→ **Aim**
Copy each line below in which the word "text" occurs.

----

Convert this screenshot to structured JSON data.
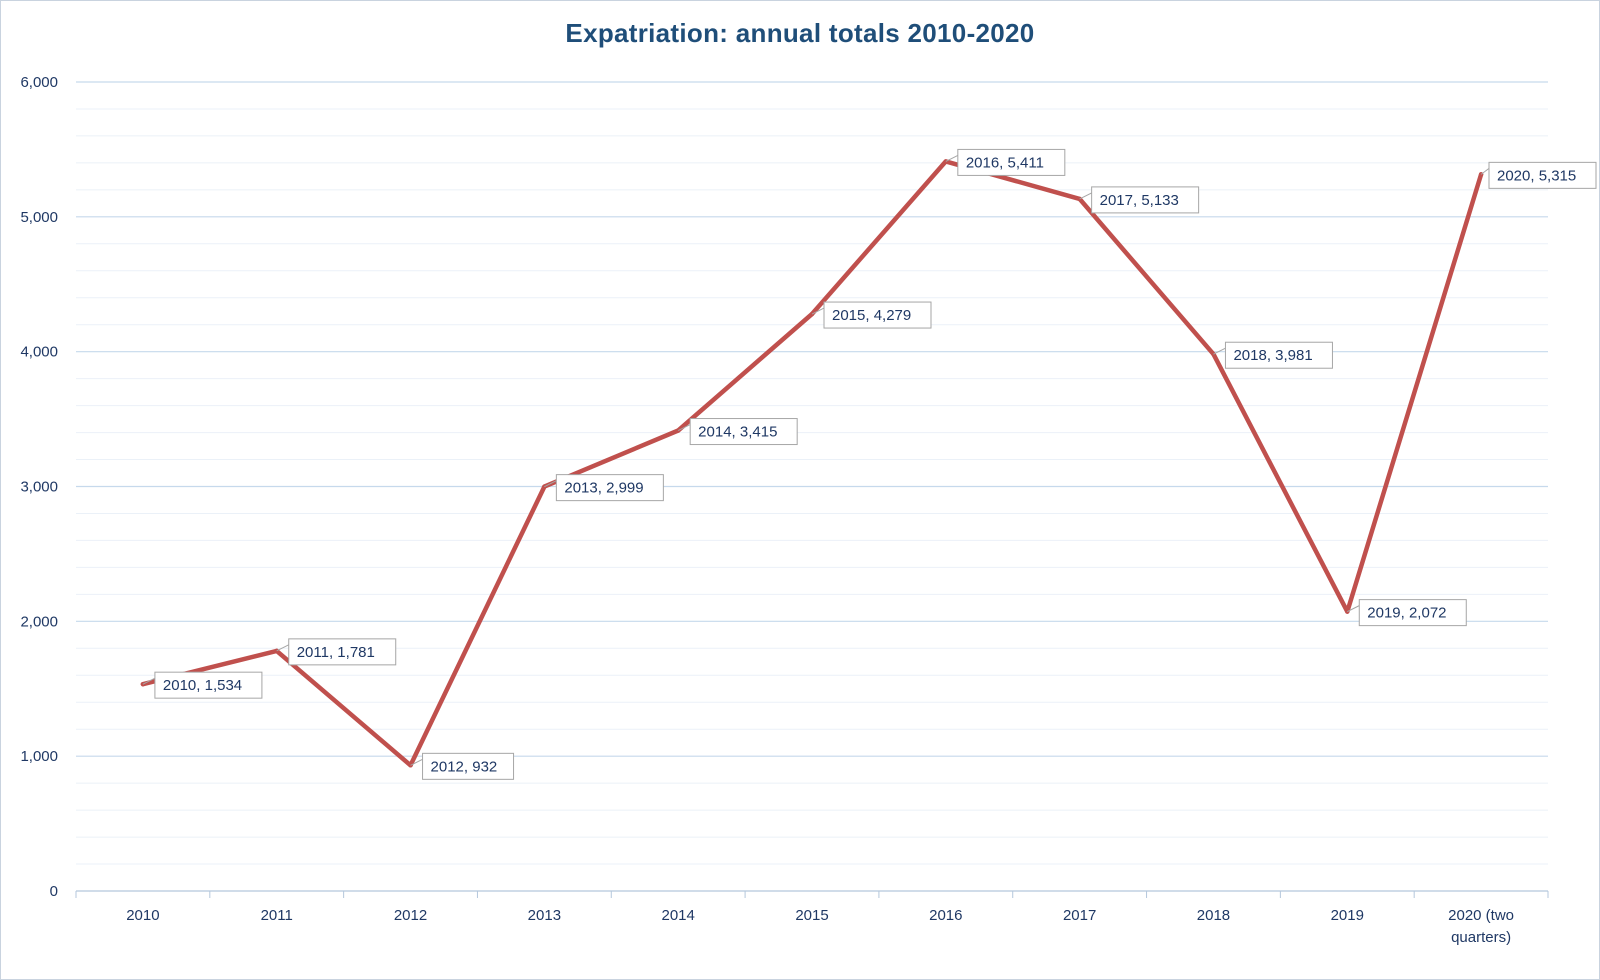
{
  "chart_data": {
    "type": "line",
    "title": "Expatriation:  annual totals 2010-2020",
    "xlabel": "",
    "ylabel": "",
    "categories": [
      "2010",
      "2011",
      "2012",
      "2013",
      "2014",
      "2015",
      "2016",
      "2017",
      "2018",
      "2019",
      "2020 (two quarters)"
    ],
    "category_lines": [
      [
        "2010"
      ],
      [
        "2011"
      ],
      [
        "2012"
      ],
      [
        "2013"
      ],
      [
        "2014"
      ],
      [
        "2015"
      ],
      [
        "2016"
      ],
      [
        "2017"
      ],
      [
        "2018"
      ],
      [
        "2019"
      ],
      [
        "2020 (two",
        "quarters)"
      ]
    ],
    "series": [
      {
        "values": [
          1534,
          1781,
          932,
          2999,
          3415,
          4279,
          5411,
          5133,
          3981,
          2072,
          5315
        ],
        "color": "#c0504d"
      }
    ],
    "data_labels": [
      "2010, 1,534",
      "2011, 1,781",
      "2012, 932",
      "2013, 2,999",
      "2014, 3,415",
      "2015, 4,279",
      "2016, 5,411",
      "2017, 5,133",
      "2018, 3,981",
      "2019, 2,072",
      "2020, 5,315"
    ],
    "ylim": [
      0,
      6000
    ],
    "y_ticks": [
      0,
      1000,
      2000,
      3000,
      4000,
      5000,
      6000
    ],
    "y_tick_labels": [
      "0",
      "1,000",
      "2,000",
      "3,000",
      "4,000",
      "5,000",
      "6,000"
    ],
    "grid": true,
    "minor_grid": true,
    "legend": "none",
    "colors": {
      "title": "#1f4e79",
      "text": "#1f3864",
      "major_grid": "#c6d9ec",
      "minor_grid": "#ebf1f8",
      "axis": "#b4c7dc",
      "label_border": "#a6a6a6"
    }
  }
}
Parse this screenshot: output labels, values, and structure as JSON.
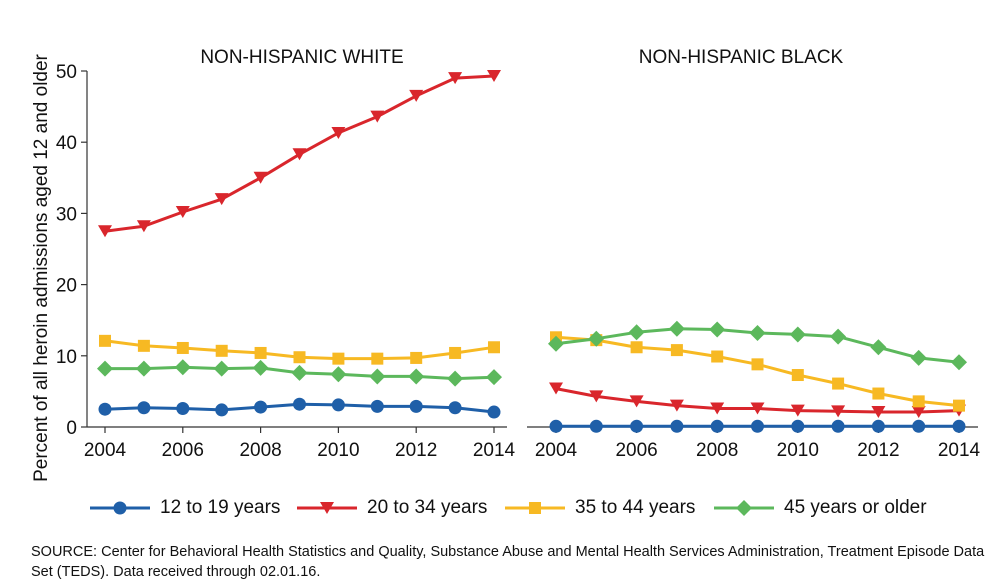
{
  "chart_data": [
    {
      "type": "line",
      "title": "NON-HISPANIC WHITE",
      "ylabel": "Percent of all heroin admissions aged 12 and older",
      "ylim": [
        0,
        50
      ],
      "xlim": [
        2004,
        2014
      ],
      "y_ticks": [
        "0",
        "10",
        "20",
        "30",
        "40",
        "50"
      ],
      "x_ticks": [
        "2004",
        "2006",
        "2008",
        "2010",
        "2012",
        "2014"
      ],
      "x": [
        2004,
        2005,
        2006,
        2007,
        2008,
        2009,
        2010,
        2011,
        2012,
        2013,
        2014
      ],
      "series": [
        {
          "name": "12 to 19 years",
          "color": "#1f5fa8",
          "marker": "circle",
          "values": [
            2.5,
            2.7,
            2.6,
            2.4,
            2.8,
            3.2,
            3.1,
            2.9,
            2.9,
            2.7,
            2.1
          ]
        },
        {
          "name": "20 to 34 years",
          "color": "#d9262c",
          "marker": "triangle-down",
          "values": [
            27.5,
            28.2,
            30.2,
            32.0,
            35.0,
            38.3,
            41.3,
            43.6,
            46.5,
            49.0,
            49.3
          ]
        },
        {
          "name": "35 to 44 years",
          "color": "#f7b923",
          "marker": "square",
          "values": [
            12.1,
            11.4,
            11.1,
            10.7,
            10.4,
            9.8,
            9.6,
            9.6,
            9.7,
            10.4,
            11.2
          ]
        },
        {
          "name": "45 years or older",
          "color": "#5cb85c",
          "marker": "diamond",
          "values": [
            8.2,
            8.2,
            8.4,
            8.2,
            8.3,
            7.6,
            7.4,
            7.1,
            7.1,
            6.8,
            7.0
          ]
        }
      ]
    },
    {
      "type": "line",
      "title": "NON-HISPANIC BLACK",
      "ylim": [
        0,
        50
      ],
      "xlim": [
        2004,
        2014
      ],
      "x_ticks": [
        "2004",
        "2006",
        "2008",
        "2010",
        "2012",
        "2014"
      ],
      "x": [
        2004,
        2005,
        2006,
        2007,
        2008,
        2009,
        2010,
        2011,
        2012,
        2013,
        2014
      ],
      "series": [
        {
          "name": "12 to 19 years",
          "color": "#1f5fa8",
          "marker": "circle",
          "values": [
            0.1,
            0.1,
            0.1,
            0.1,
            0.1,
            0.1,
            0.1,
            0.1,
            0.1,
            0.1,
            0.1
          ]
        },
        {
          "name": "20 to 34 years",
          "color": "#d9262c",
          "marker": "triangle-down",
          "values": [
            5.4,
            4.3,
            3.6,
            3.0,
            2.6,
            2.6,
            2.3,
            2.2,
            2.1,
            2.1,
            2.3
          ]
        },
        {
          "name": "35 to 44 years",
          "color": "#f7b923",
          "marker": "square",
          "values": [
            12.6,
            12.2,
            11.2,
            10.8,
            9.9,
            8.8,
            7.3,
            6.1,
            4.7,
            3.6,
            3.0
          ]
        },
        {
          "name": "45 years or older",
          "color": "#5cb85c",
          "marker": "diamond",
          "values": [
            11.7,
            12.4,
            13.3,
            13.8,
            13.7,
            13.2,
            13.0,
            12.7,
            11.2,
            9.7,
            9.1
          ]
        }
      ]
    }
  ],
  "legend": {
    "items": [
      {
        "label": "12 to 19 years",
        "color": "#1f5fa8",
        "marker": "circle"
      },
      {
        "label": "20 to 34 years",
        "color": "#d9262c",
        "marker": "triangle-down"
      },
      {
        "label": "35 to 44 years",
        "color": "#f7b923",
        "marker": "square"
      },
      {
        "label": "45 years or older",
        "color": "#5cb85c",
        "marker": "diamond"
      }
    ]
  },
  "source": {
    "text": "SOURCE: Center for Behavioral Health Statistics and Quality, Substance Abuse and Mental Health Services Administration, Treatment Episode Data Set (TEDS). Data received through 02.01.16."
  }
}
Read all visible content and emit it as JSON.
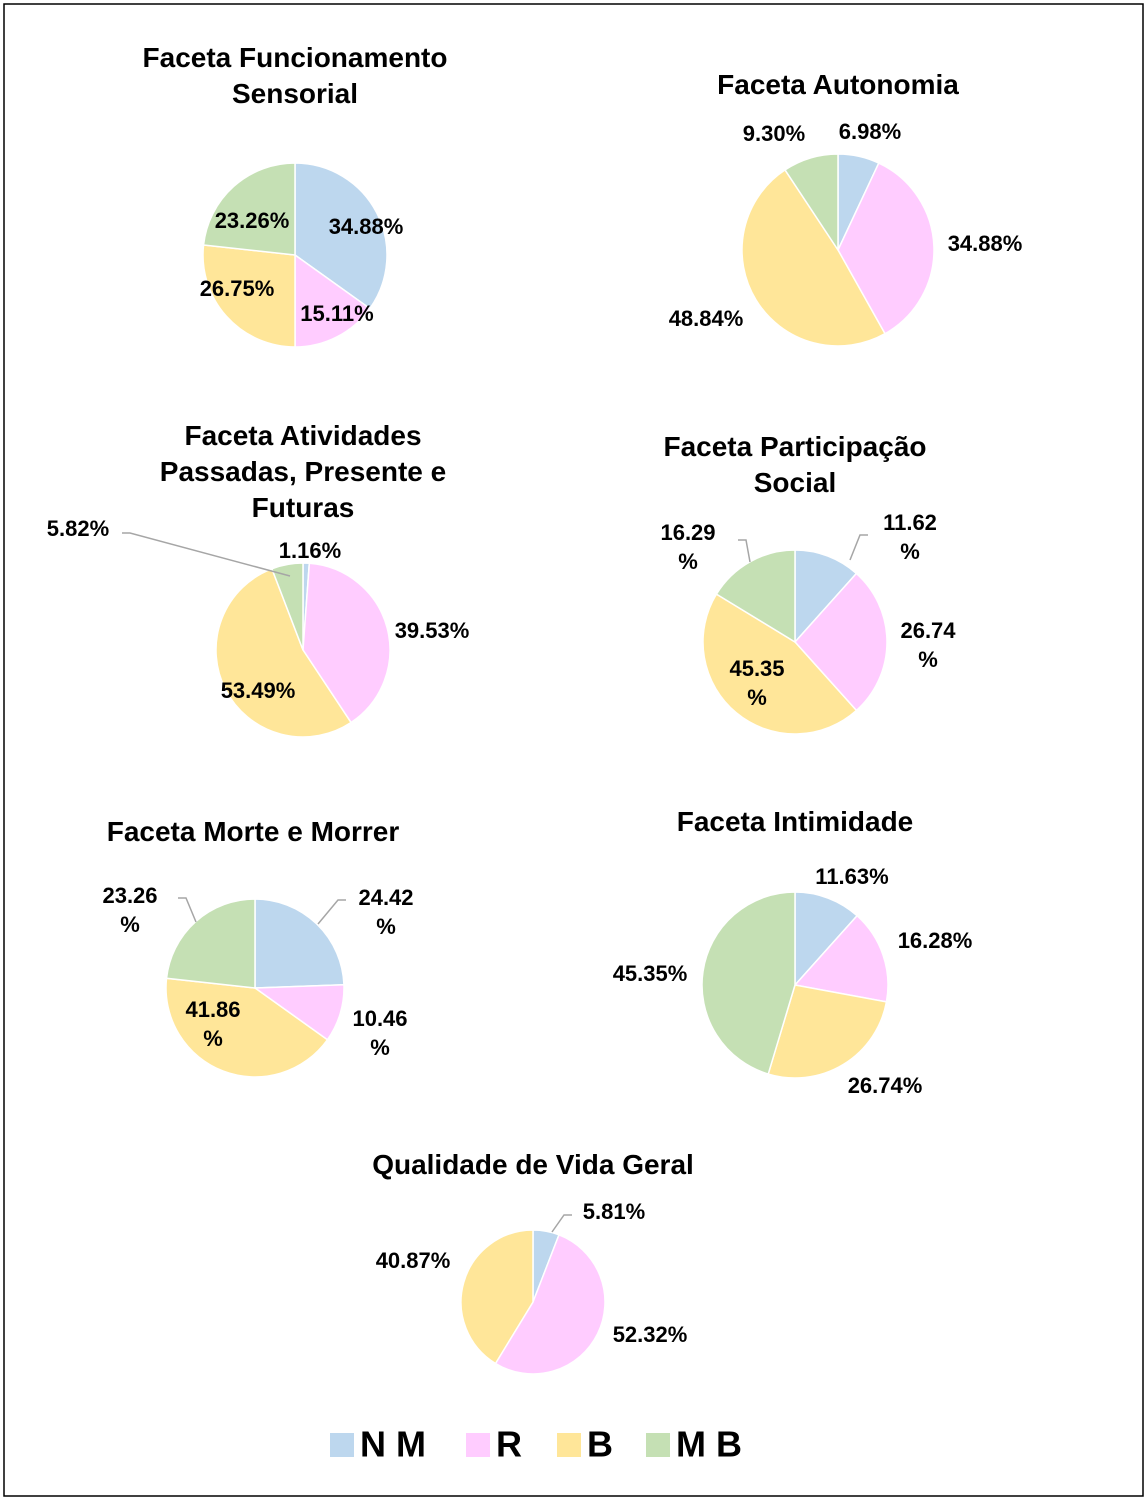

----

→ **Written reply**
      "text": "#1f3864",
    "text": "SOURCE: Center for Behavioral Health Statistics and Quality, Substance Abuse and Mental Health Services Administration, Treatment Episode Data Set (TEDS). Data received through 02.01.16."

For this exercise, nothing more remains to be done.